(What to produce) Return all entries word for word, but drop any images.

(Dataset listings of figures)
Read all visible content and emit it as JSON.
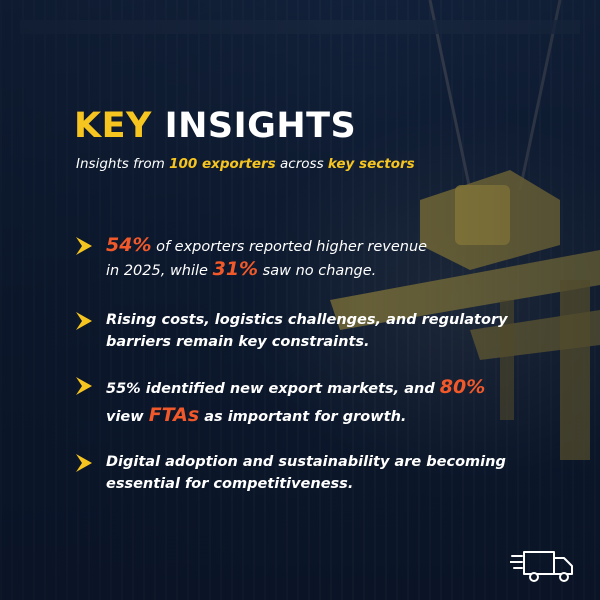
{
  "colors": {
    "accent_yellow": "#f7c520",
    "accent_orange": "#f2592a",
    "background": "#0d1a30",
    "text": "#ffffff"
  },
  "header": {
    "title_key": "KEY",
    "title_rest": "INSIGHTS",
    "subtitle_pre": "Insights from ",
    "subtitle_hl1": "100 exporters",
    "subtitle_mid": " across ",
    "subtitle_hl2": "key sectors"
  },
  "insights": [
    {
      "line1_big": "54%",
      "line1_rest": " of exporters reported higher revenue",
      "line2_pre": "in 2025, while ",
      "line2_big": "31%",
      "line2_rest": " saw no change."
    },
    {
      "line1": "Rising costs, logistics challenges, and regulatory",
      "line2": "barriers remain key constraints."
    },
    {
      "line1_big1": "55%",
      "line1_mid": " identified new export markets, and ",
      "line1_big2": "80%",
      "line2_pre": "view ",
      "line2_big": "FTAs",
      "line2_rest": " as important for growth."
    },
    {
      "line1": "Digital adoption and sustainability are becoming",
      "line2": "essential for competitiveness."
    }
  ],
  "icons": {
    "bullet": "chevron-right-icon",
    "footer": "delivery-truck-icon"
  }
}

(Exercise answer)
Read all visible content and emit it as JSON.
{
  "colors": {
    "accent_yellow": "#f7c520",
    "accent_orange": "#f2592a",
    "background": "#0d1a30",
    "text": "#ffffff"
  },
  "header": {
    "title_key": "KEY",
    "title_rest": "INSIGHTS",
    "subtitle_pre": "Insights from ",
    "subtitle_hl1": "100 exporters",
    "subtitle_mid": " across ",
    "subtitle_hl2": "key sectors"
  },
  "insights": [
    {
      "line1_big": "54%",
      "line1_rest": " of exporters reported higher revenue",
      "line2_pre": "in 2025, while ",
      "line2_big": "31%",
      "line2_rest": " saw no change."
    },
    {
      "line1": "Rising costs, logistics challenges, and regulatory",
      "line2": "barriers remain key constraints."
    },
    {
      "line1_big1": "55%",
      "line1_mid": " identified new export markets, and ",
      "line1_big2": "80%",
      "line2_pre": "view ",
      "line2_big": "FTAs",
      "line2_rest": " as important for growth."
    },
    {
      "line1": "Digital adoption and sustainability are becoming",
      "line2": "essential for competitiveness."
    }
  ],
  "icons": {
    "bullet": "chevron-right-icon",
    "footer": "delivery-truck-icon"
  }
}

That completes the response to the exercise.